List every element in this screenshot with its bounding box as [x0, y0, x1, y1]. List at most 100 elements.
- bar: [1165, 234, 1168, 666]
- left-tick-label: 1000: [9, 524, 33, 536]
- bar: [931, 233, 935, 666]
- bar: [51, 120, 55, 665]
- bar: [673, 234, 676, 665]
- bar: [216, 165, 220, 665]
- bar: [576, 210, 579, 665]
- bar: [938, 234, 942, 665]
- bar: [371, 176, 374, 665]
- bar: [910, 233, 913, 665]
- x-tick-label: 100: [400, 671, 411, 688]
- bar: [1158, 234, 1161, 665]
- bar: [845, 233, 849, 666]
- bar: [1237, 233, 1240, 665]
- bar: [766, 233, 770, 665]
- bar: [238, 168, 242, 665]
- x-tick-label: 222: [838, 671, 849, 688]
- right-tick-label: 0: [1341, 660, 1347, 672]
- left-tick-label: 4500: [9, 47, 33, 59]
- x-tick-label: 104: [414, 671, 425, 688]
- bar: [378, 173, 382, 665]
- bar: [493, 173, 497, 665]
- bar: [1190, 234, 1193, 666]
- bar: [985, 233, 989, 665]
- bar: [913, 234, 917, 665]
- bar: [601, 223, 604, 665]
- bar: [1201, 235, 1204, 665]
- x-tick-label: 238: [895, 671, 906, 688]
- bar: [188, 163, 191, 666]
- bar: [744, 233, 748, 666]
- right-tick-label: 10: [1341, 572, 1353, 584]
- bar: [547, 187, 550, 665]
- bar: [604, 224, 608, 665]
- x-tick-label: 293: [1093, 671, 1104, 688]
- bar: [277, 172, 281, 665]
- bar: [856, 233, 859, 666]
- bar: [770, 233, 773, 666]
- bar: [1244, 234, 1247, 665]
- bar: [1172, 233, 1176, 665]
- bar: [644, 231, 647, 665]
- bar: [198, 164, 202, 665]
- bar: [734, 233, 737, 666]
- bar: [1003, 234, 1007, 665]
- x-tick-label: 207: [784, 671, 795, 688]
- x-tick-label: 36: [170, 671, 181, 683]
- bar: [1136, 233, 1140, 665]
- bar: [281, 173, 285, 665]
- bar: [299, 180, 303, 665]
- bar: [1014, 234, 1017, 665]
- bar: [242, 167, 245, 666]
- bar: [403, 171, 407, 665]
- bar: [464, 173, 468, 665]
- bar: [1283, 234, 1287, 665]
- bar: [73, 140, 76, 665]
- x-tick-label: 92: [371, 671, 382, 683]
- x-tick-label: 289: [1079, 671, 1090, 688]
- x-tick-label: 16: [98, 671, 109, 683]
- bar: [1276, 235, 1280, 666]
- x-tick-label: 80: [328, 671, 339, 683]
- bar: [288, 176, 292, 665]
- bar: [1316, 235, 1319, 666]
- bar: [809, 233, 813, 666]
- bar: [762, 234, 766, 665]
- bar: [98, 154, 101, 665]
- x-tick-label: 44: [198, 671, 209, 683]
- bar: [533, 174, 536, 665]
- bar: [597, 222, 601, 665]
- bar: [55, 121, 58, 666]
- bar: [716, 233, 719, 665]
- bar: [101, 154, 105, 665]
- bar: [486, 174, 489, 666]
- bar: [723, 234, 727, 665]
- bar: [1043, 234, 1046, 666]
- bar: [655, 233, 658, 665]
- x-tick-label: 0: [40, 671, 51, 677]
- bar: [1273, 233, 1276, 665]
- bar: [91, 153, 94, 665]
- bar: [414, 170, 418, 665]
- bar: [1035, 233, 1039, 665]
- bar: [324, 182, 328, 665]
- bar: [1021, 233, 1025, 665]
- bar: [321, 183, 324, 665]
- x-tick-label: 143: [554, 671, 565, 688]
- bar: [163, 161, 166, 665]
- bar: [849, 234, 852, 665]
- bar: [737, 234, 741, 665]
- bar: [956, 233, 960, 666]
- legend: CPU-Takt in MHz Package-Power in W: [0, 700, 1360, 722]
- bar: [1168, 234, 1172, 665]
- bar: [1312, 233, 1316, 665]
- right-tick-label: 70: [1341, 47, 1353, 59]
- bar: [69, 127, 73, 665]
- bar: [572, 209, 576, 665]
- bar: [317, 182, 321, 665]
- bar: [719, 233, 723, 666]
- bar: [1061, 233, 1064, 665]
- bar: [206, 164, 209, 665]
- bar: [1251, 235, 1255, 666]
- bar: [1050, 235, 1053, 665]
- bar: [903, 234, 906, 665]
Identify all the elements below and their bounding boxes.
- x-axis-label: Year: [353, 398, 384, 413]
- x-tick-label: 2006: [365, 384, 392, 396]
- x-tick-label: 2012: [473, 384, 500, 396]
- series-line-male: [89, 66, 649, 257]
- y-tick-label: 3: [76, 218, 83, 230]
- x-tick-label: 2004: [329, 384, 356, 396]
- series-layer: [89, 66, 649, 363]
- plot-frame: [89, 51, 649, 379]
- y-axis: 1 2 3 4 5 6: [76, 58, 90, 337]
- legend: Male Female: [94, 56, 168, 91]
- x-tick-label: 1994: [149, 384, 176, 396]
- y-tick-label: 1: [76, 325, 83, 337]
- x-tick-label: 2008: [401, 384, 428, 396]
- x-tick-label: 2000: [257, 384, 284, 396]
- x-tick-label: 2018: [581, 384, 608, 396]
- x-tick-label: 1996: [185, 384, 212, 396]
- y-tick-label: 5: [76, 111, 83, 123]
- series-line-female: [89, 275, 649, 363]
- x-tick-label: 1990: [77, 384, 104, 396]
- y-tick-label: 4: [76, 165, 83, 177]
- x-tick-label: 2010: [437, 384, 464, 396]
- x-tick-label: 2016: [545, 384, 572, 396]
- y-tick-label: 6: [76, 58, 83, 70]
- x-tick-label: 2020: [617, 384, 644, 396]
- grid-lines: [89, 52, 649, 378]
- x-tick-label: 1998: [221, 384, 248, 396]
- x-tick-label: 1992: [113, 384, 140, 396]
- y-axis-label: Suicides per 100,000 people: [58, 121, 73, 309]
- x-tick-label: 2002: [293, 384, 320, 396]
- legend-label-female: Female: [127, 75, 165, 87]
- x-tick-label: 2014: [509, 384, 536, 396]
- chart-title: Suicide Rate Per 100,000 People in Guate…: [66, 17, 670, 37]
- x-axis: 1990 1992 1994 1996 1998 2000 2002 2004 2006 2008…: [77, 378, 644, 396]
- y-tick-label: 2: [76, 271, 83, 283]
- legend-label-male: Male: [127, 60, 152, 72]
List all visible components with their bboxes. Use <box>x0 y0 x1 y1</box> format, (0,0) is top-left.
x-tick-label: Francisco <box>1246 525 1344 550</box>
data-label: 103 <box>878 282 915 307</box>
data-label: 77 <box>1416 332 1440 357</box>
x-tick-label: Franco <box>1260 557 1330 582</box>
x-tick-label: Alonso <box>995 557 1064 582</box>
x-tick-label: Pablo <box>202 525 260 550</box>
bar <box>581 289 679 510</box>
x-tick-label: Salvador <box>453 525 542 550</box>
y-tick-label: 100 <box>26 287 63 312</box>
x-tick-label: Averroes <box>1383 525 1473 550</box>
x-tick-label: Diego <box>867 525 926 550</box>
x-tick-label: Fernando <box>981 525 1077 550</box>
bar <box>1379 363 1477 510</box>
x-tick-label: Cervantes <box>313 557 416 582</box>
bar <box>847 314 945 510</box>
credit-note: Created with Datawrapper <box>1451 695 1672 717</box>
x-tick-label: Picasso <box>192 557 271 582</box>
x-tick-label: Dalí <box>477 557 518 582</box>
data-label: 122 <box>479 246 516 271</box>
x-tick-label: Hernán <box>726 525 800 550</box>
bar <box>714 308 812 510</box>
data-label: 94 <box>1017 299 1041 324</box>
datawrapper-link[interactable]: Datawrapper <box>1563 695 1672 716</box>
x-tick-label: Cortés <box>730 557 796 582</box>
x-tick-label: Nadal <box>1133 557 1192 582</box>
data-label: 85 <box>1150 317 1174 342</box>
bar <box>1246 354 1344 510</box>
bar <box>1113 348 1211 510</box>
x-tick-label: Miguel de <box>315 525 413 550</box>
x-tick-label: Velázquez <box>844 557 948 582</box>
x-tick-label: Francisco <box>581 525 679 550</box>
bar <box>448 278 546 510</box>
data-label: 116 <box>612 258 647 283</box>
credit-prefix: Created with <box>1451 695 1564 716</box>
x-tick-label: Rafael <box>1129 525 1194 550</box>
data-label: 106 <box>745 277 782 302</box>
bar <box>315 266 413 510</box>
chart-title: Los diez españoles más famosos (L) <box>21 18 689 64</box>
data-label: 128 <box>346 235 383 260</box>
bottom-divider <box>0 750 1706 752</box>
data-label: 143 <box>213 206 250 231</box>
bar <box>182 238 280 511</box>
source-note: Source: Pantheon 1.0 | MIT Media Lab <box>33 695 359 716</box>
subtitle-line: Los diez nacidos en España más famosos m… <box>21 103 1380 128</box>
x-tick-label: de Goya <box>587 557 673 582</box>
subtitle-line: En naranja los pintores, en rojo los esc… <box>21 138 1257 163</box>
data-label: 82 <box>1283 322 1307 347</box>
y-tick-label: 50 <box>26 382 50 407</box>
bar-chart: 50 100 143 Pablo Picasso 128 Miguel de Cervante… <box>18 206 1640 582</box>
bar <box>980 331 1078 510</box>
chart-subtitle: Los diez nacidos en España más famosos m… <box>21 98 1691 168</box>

========================================

Find every row above that contains the word "their" and copy each one in full. Case counts, so only matches with the same capitalization qualify.

# Output for this task
Identify all the elements below and their bounding boxes.
List all visible components with their bboxes. Use <box>x0 y0 x1 y1</box> format, (0,0) is top-left.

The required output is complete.